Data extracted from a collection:
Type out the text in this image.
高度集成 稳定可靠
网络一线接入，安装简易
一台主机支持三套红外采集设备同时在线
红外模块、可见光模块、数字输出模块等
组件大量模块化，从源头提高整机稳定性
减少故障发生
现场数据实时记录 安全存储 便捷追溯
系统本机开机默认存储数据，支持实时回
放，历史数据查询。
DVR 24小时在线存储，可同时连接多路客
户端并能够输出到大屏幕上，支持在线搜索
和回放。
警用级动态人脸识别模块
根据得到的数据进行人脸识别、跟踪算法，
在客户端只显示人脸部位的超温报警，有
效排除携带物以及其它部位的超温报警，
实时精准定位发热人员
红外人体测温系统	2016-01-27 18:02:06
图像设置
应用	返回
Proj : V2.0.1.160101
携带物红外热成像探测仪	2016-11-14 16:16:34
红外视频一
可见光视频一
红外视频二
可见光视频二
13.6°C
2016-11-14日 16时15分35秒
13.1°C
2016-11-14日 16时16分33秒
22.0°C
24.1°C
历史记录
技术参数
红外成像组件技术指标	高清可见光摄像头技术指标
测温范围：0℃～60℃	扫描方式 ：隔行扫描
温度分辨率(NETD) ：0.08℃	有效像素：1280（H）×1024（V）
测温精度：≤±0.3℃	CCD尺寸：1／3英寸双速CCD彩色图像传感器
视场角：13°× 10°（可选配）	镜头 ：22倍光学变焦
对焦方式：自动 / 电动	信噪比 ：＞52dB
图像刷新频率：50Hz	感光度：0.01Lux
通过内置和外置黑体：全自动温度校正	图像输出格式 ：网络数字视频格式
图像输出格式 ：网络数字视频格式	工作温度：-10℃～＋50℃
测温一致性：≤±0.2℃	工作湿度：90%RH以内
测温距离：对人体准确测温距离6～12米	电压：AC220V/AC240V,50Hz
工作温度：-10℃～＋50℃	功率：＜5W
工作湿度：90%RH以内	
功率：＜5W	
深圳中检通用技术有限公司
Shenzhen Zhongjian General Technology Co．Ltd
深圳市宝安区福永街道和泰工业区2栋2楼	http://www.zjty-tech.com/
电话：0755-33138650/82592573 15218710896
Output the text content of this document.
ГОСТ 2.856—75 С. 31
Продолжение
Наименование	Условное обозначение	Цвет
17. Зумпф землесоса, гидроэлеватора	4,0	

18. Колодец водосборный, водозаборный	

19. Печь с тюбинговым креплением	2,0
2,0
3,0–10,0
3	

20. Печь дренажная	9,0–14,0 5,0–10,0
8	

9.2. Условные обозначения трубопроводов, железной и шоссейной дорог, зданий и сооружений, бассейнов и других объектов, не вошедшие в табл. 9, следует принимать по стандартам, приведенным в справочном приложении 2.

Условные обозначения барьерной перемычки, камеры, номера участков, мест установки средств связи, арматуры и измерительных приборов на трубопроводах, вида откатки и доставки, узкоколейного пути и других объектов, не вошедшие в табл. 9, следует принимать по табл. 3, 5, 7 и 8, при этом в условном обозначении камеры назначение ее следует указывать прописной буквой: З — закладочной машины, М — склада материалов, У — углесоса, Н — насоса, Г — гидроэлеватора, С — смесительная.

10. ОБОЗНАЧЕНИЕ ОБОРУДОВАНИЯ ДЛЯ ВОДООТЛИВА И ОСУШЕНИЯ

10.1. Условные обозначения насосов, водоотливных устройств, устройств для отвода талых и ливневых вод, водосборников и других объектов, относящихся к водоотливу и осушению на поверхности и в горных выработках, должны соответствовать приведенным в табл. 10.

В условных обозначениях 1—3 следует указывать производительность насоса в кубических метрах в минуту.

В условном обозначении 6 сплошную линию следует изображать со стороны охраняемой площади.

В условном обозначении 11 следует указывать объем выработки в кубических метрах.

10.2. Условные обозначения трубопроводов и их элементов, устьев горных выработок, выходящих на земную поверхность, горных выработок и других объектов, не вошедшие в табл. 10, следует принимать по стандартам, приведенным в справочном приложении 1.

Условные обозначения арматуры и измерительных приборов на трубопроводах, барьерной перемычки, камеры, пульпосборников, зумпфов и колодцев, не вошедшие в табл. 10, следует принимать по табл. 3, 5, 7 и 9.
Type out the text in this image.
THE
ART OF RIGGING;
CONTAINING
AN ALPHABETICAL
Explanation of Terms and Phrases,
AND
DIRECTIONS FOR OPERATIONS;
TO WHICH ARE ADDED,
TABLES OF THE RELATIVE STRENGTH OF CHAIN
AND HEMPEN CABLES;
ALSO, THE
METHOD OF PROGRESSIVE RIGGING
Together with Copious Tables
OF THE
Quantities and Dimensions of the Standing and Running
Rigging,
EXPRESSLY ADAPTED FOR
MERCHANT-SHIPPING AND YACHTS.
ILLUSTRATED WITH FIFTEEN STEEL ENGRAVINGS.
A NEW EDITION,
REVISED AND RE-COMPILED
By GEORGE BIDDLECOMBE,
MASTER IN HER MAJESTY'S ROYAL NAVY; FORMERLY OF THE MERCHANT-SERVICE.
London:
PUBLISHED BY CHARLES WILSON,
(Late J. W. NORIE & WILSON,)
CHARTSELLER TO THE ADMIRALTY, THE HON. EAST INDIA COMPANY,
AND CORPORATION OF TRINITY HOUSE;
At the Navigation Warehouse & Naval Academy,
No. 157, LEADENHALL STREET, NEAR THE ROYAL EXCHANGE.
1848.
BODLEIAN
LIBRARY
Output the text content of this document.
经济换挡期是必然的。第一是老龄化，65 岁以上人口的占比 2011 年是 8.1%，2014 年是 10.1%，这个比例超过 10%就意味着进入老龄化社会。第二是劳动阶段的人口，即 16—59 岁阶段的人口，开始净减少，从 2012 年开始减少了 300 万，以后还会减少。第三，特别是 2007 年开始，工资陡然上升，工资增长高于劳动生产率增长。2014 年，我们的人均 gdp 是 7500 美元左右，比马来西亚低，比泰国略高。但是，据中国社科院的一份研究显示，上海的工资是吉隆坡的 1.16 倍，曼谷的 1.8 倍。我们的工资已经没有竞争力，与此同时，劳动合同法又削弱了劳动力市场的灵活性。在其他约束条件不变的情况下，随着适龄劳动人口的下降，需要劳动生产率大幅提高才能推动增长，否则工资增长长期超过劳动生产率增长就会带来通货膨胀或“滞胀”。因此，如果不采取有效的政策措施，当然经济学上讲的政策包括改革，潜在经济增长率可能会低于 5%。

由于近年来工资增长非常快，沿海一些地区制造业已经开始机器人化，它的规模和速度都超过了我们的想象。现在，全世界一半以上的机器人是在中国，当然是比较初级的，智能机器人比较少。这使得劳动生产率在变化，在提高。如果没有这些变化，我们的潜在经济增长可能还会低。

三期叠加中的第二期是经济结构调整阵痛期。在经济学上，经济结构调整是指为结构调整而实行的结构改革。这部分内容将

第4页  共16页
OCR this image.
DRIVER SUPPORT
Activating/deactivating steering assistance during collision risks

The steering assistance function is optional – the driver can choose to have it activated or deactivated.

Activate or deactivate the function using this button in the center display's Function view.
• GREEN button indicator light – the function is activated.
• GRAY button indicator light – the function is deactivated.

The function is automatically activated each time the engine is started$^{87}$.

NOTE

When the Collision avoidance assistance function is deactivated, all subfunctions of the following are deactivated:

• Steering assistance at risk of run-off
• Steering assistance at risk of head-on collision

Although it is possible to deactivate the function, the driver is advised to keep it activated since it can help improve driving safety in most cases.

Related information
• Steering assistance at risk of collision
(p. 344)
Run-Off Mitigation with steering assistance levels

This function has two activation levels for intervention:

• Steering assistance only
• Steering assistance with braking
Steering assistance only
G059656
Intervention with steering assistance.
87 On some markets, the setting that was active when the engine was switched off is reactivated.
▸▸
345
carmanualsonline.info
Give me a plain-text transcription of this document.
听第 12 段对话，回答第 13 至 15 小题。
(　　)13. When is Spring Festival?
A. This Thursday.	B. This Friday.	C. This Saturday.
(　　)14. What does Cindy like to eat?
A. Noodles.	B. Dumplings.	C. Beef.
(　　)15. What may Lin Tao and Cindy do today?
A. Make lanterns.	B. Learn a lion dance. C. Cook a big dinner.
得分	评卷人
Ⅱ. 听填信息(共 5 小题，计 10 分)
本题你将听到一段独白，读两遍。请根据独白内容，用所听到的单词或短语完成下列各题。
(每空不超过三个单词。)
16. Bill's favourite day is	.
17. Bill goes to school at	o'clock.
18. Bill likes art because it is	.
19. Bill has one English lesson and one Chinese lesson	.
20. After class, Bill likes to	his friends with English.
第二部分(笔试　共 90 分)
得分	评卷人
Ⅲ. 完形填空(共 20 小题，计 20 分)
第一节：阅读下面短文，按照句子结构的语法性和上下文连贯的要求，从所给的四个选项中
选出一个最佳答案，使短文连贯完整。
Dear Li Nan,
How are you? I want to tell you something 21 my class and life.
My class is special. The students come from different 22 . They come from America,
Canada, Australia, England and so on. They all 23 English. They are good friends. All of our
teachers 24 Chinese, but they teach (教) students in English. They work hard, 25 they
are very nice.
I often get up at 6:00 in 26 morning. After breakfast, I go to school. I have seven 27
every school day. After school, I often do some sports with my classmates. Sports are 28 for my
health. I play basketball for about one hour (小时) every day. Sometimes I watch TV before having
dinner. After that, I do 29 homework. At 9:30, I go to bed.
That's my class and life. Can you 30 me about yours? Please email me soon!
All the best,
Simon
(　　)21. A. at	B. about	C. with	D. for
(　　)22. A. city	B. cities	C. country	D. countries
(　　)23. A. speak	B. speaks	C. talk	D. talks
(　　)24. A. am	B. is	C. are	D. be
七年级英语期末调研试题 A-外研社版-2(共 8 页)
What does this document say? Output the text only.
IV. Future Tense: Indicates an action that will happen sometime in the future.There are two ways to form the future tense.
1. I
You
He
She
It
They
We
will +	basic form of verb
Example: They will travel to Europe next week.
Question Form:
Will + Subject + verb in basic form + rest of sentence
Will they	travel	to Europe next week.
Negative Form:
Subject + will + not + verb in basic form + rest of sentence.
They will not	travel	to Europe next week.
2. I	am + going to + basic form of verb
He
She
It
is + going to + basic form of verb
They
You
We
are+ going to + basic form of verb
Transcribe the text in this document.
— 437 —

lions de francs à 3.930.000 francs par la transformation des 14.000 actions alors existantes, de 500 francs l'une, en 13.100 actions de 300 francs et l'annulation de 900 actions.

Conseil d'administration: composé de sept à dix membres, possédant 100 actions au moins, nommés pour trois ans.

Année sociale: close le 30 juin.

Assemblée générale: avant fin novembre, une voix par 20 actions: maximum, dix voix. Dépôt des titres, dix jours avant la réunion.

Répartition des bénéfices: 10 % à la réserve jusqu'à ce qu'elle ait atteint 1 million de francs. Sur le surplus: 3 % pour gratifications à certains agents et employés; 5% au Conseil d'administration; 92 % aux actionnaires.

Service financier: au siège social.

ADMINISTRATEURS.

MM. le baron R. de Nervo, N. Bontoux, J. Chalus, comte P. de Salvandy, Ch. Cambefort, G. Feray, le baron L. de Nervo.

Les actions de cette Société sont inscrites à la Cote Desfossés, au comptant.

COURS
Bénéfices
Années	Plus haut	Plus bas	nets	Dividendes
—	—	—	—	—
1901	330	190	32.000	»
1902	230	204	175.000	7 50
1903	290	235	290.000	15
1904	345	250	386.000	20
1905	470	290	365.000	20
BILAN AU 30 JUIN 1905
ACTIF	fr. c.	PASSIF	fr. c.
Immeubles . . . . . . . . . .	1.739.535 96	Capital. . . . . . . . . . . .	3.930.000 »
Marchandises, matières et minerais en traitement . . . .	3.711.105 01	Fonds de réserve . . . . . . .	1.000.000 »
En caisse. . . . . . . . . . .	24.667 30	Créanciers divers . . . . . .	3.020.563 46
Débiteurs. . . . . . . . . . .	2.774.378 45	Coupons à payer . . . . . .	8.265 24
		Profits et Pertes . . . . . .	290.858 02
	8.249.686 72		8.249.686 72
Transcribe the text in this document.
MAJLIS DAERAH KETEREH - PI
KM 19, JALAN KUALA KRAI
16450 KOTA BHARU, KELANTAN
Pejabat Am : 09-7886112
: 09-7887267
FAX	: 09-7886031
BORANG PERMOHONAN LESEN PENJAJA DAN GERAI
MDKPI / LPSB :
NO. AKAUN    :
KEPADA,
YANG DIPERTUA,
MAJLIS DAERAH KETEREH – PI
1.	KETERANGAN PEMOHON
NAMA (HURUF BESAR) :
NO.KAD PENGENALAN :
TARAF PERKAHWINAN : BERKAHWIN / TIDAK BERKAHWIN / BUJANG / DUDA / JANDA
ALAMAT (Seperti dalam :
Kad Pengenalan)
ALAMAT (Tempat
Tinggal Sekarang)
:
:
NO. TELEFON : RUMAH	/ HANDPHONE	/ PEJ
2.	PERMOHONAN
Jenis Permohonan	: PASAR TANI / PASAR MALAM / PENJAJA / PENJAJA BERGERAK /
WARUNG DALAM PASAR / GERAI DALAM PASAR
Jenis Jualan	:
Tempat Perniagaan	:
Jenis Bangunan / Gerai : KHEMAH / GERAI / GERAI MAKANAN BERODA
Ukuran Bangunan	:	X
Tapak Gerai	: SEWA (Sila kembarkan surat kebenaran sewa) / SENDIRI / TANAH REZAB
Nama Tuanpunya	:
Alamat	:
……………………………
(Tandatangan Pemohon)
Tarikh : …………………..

▸ What to do
Search the material above for "sentence". Pull out each line where it shows up.

▸ Worked solution
Will + Subject + verb in basic form + rest of sentence
Subject + will + not + verb in basic form + rest of sentence.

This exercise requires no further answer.